Items listed in a dataset
··········
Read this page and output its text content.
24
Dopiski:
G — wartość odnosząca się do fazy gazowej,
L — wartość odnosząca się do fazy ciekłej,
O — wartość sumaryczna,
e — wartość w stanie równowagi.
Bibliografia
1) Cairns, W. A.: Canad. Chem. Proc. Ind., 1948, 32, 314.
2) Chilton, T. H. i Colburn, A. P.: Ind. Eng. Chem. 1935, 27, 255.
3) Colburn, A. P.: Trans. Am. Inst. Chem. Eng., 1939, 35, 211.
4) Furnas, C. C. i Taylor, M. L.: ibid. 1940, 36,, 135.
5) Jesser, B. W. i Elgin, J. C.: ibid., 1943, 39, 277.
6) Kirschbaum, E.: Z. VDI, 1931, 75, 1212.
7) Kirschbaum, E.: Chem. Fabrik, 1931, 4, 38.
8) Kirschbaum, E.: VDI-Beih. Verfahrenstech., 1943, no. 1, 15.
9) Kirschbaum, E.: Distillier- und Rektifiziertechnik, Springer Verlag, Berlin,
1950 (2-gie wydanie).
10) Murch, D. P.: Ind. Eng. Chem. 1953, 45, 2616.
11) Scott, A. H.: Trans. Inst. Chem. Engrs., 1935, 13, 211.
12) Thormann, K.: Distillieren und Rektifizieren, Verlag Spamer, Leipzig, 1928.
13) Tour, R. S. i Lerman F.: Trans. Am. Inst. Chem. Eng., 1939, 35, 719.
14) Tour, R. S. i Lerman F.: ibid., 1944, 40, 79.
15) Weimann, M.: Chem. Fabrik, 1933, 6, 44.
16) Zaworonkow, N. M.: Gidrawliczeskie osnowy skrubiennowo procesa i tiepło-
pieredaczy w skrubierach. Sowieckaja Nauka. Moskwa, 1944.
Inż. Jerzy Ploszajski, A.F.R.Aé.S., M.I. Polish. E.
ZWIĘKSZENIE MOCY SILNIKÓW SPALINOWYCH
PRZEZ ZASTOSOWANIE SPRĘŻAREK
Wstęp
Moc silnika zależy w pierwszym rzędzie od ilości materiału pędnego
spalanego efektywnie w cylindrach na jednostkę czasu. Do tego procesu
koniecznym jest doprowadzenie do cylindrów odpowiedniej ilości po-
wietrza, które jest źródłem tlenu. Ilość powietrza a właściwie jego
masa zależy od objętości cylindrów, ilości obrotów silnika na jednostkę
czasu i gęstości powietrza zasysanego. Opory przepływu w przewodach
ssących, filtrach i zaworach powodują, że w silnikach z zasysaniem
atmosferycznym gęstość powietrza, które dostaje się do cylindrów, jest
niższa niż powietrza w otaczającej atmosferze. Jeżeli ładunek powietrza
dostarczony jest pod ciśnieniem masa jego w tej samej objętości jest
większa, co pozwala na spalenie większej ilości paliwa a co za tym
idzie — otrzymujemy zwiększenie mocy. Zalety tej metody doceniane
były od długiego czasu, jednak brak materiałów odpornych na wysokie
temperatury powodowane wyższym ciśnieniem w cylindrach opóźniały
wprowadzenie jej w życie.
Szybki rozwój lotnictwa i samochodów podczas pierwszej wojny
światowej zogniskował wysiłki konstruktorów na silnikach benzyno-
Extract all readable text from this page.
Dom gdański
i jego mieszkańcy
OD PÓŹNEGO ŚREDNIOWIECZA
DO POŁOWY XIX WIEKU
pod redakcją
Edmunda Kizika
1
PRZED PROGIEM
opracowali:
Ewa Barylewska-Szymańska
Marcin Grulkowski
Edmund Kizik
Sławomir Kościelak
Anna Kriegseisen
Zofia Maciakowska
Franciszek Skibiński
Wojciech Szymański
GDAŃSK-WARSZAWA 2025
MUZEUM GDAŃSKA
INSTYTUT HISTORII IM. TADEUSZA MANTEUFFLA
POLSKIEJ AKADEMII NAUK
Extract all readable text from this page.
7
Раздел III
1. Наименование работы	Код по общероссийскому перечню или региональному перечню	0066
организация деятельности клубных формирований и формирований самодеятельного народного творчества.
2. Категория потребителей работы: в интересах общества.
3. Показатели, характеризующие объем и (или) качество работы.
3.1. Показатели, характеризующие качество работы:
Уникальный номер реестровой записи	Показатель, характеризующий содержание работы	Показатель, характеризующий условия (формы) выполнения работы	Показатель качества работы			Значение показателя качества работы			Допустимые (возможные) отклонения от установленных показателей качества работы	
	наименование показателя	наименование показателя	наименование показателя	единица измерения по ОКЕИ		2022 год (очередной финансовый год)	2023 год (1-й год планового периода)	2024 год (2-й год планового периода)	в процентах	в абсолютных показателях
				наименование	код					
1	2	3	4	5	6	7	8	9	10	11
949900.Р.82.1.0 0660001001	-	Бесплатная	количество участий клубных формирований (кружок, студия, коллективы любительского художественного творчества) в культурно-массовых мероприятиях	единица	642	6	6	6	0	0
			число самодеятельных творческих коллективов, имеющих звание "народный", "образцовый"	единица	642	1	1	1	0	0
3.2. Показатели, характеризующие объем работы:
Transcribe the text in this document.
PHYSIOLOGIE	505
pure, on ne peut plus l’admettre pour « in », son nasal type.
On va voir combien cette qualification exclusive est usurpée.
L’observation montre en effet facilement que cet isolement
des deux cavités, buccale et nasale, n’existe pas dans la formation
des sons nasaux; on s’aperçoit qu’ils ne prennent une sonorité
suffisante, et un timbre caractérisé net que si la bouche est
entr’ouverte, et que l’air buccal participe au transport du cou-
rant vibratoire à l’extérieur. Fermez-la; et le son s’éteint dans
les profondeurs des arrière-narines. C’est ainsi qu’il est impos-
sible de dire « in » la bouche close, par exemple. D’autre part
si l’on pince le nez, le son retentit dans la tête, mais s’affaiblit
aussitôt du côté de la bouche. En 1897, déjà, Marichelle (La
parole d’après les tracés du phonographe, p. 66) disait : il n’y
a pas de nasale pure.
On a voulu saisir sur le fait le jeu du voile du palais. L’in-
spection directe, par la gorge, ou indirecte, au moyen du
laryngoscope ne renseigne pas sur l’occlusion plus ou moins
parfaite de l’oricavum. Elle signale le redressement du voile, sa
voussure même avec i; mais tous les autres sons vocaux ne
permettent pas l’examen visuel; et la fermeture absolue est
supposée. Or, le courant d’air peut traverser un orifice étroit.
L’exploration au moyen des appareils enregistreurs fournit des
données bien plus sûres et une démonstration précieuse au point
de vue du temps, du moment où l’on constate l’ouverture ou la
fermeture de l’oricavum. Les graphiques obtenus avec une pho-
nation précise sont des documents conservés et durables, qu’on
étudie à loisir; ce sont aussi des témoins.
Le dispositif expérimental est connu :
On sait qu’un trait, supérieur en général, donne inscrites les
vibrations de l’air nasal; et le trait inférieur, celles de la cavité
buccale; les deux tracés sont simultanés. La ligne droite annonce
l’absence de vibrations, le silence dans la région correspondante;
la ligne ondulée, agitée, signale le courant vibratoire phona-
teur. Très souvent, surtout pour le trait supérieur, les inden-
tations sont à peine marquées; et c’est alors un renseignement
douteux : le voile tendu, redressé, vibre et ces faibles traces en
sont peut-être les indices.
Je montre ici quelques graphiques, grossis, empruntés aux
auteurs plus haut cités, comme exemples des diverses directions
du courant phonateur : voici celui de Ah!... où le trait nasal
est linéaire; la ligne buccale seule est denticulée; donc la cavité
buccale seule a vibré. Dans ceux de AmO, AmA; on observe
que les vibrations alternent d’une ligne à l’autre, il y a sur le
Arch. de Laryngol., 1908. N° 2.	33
··········
STATED PROBLEM
Reproduce every line of the data verbatim.

FINAL RESULT
Read this page and output its text content.
24
Dopiski:
G — wartość odnosząca się do fazy gazowej,
L — wartość odnosząca się do fazy ciekłej,
O — wartość sumaryczna,
e — wartość w stanie równowagi.
Bibliografia
1) Cairns, W. A.: Canad. Chem. Proc. Ind., 1948, 32, 314.
2) Chilton, T. H. i Colburn, A. P.: Ind. Eng. Chem. 1935, 27, 255.
3) Colburn, A. P.: Trans. Am. Inst. Chem. Eng., 1939, 35, 211.
4) Furnas, C. C. i Taylor, M. L.: ibid. 1940, 36,, 135.
5) Jesser, B. W. i Elgin, J. C.: ibid., 1943, 39, 277.
6) Kirschbaum, E.: Z. VDI, 1931, 75, 1212.
7) Kirschbaum, E.: Chem. Fabrik, 1931, 4, 38.
8) Kirschbaum, E.: VDI-Beih. Verfahrenstech., 1943, no. 1, 15.
9) Kirschbaum, E.: Distillier- und Rektifiziertechnik, Springer Verlag, Berlin,
1950 (2-gie wydanie).
10) Murch, D. P.: Ind. Eng. Chem. 1953, 45, 2616.
11) Scott, A. H.: Trans. Inst. Chem. Engrs., 1935, 13, 211.
12) Thormann, K.: Distillieren und Rektifizieren, Verlag Spamer, Leipzig, 1928.
13) Tour, R. S. i Lerman F.: Trans. Am. Inst. Chem. Eng., 1939, 35, 719.
14) Tour, R. S. i Lerman F.: ibid., 1944, 40, 79.
15) Weimann, M.: Chem. Fabrik, 1933, 6, 44.
16) Zaworonkow, N. M.: Gidrawliczeskie osnowy skrubiennowo procesa i tiepło-
pieredaczy w skrubierach. Sowieckaja Nauka. Moskwa, 1944.
Inż. Jerzy Ploszajski, A.F.R.Aé.S., M.I. Polish. E.
ZWIĘKSZENIE MOCY SILNIKÓW SPALINOWYCH
PRZEZ ZASTOSOWANIE SPRĘŻAREK
Wstęp
Moc silnika zależy w pierwszym rzędzie od ilości materiału pędnego
spalanego efektywnie w cylindrach na jednostkę czasu. Do tego procesu
koniecznym jest doprowadzenie do cylindrów odpowiedniej ilości po-
wietrza, które jest źródłem tlenu. Ilość powietrza a właściwie jego
masa zależy od objętości cylindrów, ilości obrotów silnika na jednostkę
czasu i gęstości powietrza zasysanego. Opory przepływu w przewodach
ssących, filtrach i zaworach powodują, że w silnikach z zasysaniem
atmosferycznym gęstość powietrza, które dostaje się do cylindrów, jest
niższa niż powietrza w otaczającej atmosferze. Jeżeli ładunek powietrza
dostarczony jest pod ciśnieniem masa jego w tej samej objętości jest
większa, co pozwala na spalenie większej ilości paliwa a co za tym
idzie — otrzymujemy zwiększenie mocy. Zalety tej metody doceniane
były od długiego czasu, jednak brak materiałów odpornych na wysokie
temperatury powodowane wyższym ciśnieniem w cylindrach opóźniały
wprowadzenie jej w życie.
Szybki rozwój lotnictwa i samochodów podczas pierwszej wojny
światowej zogniskował wysiłki konstruktorów na silnikach benzyno-
Extract all readable text from this page.
Dom gdański
i jego mieszkańcy
OD PÓŹNEGO ŚREDNIOWIECZA
DO POŁOWY XIX WIEKU
pod redakcją
Edmunda Kizika
1
PRZED PROGIEM
opracowali:
Ewa Barylewska-Szymańska
Marcin Grulkowski
Edmund Kizik
Sławomir Kościelak
Anna Kriegseisen
Zofia Maciakowska
Franciszek Skibiński
Wojciech Szymański
GDAŃSK-WARSZAWA 2025
MUZEUM GDAŃSKA
INSTYTUT HISTORII IM. TADEUSZA MANTEUFFLA
POLSKIEJ AKADEMII NAUK
Extract all readable text from this page.
7
Раздел III
1. Наименование работы	Код по общероссийскому перечню или региональному перечню	0066
организация деятельности клубных формирований и формирований самодеятельного народного творчества.
2. Категория потребителей работы: в интересах общества.
3. Показатели, характеризующие объем и (или) качество работы.
3.1. Показатели, характеризующие качество работы:
Уникальный номер реестровой записи	Показатель, характеризующий содержание работы	Показатель, характеризующий условия (формы) выполнения работы	Показатель качества работы			Значение показателя качества работы			Допустимые (возможные) отклонения от установленных показателей качества работы	
	наименование показателя	наименование показателя	наименование показателя	единица измерения по ОКЕИ		2022 год (очередной финансовый год)	2023 год (1-й год планового периода)	2024 год (2-й год планового периода)	в процентах	в абсолютных показателях
				наименование	код					
1	2	3	4	5	6	7	8	9	10	11
949900.Р.82.1.0 0660001001	-	Бесплатная	количество участий клубных формирований (кружок, студия, коллективы любительского художественного творчества) в культурно-массовых мероприятиях	единица	642	6	6	6	0	0
			число самодеятельных творческих коллективов, имеющих звание "народный", "образцовый"	единица	642	1	1	1	0	0
3.2. Показатели, характеризующие объем работы:
Transcribe the text in this document.
PHYSIOLOGIE	505
pure, on ne peut plus l’admettre pour « in », son nasal type.
On va voir combien cette qualification exclusive est usurpée.
L’observation montre en effet facilement que cet isolement
des deux cavités, buccale et nasale, n’existe pas dans la formation
des sons nasaux; on s’aperçoit qu’ils ne prennent une sonorité
suffisante, et un timbre caractérisé net que si la bouche est
entr’ouverte, et que l’air buccal participe au transport du cou-
rant vibratoire à l’extérieur. Fermez-la; et le son s’éteint dans
les profondeurs des arrière-narines. C’est ainsi qu’il est impos-
sible de dire « in » la bouche close, par exemple. D’autre part
si l’on pince le nez, le son retentit dans la tête, mais s’affaiblit
aussitôt du côté de la bouche. En 1897, déjà, Marichelle (La
parole d’après les tracés du phonographe, p. 66) disait : il n’y
a pas de nasale pure.
On a voulu saisir sur le fait le jeu du voile du palais. L’in-
spection directe, par la gorge, ou indirecte, au moyen du
laryngoscope ne renseigne pas sur l’occlusion plus ou moins
parfaite de l’oricavum. Elle signale le redressement du voile, sa
voussure même avec i; mais tous les autres sons vocaux ne
permettent pas l’examen visuel; et la fermeture absolue est
supposée. Or, le courant d’air peut traverser un orifice étroit.
L’exploration au moyen des appareils enregistreurs fournit des
données bien plus sûres et une démonstration précieuse au point
de vue du temps, du moment où l’on constate l’ouverture ou la
fermeture de l’oricavum. Les graphiques obtenus avec une pho-
nation précise sont des documents conservés et durables, qu’on
étudie à loisir; ce sont aussi des témoins.
Le dispositif expérimental est connu :
On sait qu’un trait, supérieur en général, donne inscrites les
vibrations de l’air nasal; et le trait inférieur, celles de la cavité
buccale; les deux tracés sont simultanés. La ligne droite annonce
l’absence de vibrations, le silence dans la région correspondante;
la ligne ondulée, agitée, signale le courant vibratoire phona-
teur. Très souvent, surtout pour le trait supérieur, les inden-
tations sont à peine marquées; et c’est alors un renseignement
douteux : le voile tendu, redressé, vibre et ces faibles traces en
sont peut-être les indices.
Je montre ici quelques graphiques, grossis, empruntés aux
auteurs plus haut cités, comme exemples des diverses directions
du courant phonateur : voici celui de Ah!... où le trait nasal
est linéaire; la ligne buccale seule est denticulée; donc la cavité
buccale seule a vibré. Dans ceux de AmO, AmA; on observe
que les vibrations alternent d’une ligne à l’autre, il y a sur le
Arch. de Laryngol., 1908. N° 2.	33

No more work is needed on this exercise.